Which lines in the records below contain the word "minutes"? Copy each one out.

-- begin --

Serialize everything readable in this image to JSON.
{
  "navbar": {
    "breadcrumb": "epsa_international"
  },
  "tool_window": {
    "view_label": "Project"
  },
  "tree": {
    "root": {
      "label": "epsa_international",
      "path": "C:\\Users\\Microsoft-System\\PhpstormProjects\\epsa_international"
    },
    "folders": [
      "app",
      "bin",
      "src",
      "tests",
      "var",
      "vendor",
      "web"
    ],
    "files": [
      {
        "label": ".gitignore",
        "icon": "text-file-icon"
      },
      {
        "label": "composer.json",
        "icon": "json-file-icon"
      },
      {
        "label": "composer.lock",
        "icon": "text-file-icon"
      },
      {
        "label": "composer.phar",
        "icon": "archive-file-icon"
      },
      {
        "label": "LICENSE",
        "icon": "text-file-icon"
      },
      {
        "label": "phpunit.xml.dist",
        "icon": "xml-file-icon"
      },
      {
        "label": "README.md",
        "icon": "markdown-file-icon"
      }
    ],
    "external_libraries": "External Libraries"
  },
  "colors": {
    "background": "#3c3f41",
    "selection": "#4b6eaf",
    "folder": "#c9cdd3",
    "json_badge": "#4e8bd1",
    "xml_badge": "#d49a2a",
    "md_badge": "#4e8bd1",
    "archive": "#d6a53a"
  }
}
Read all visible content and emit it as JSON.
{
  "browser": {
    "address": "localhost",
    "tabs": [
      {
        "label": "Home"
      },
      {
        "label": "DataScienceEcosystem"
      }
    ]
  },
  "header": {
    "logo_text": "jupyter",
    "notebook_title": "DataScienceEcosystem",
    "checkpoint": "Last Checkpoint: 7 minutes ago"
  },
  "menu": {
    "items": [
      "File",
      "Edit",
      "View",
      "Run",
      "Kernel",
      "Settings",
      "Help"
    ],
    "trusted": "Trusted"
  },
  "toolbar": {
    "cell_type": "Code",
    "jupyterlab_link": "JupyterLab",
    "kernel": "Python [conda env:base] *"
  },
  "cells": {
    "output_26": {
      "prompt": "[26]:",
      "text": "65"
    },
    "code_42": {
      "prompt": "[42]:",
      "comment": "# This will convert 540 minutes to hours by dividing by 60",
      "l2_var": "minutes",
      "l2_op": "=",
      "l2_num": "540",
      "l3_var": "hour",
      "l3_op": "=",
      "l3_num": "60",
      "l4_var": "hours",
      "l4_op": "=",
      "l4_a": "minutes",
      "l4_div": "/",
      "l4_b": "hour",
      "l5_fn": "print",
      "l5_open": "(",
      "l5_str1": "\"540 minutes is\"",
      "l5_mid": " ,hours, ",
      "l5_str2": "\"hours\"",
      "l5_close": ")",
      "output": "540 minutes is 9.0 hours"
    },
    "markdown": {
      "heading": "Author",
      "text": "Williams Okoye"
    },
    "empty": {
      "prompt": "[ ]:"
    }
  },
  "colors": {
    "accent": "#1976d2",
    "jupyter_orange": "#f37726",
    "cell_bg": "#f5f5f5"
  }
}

-- end --

:: Finished exercise ::
    "checkpoint": "Last Checkpoint: 7 minutes ago"
      "comment": "# This will convert 540 minutes to hours by dividing by 60",
      "l2_var": "minutes",
      "l4_a": "minutes",
      "l5_str1": "\"540 minutes is\"",
      "output": "540 minutes is 9.0 hours"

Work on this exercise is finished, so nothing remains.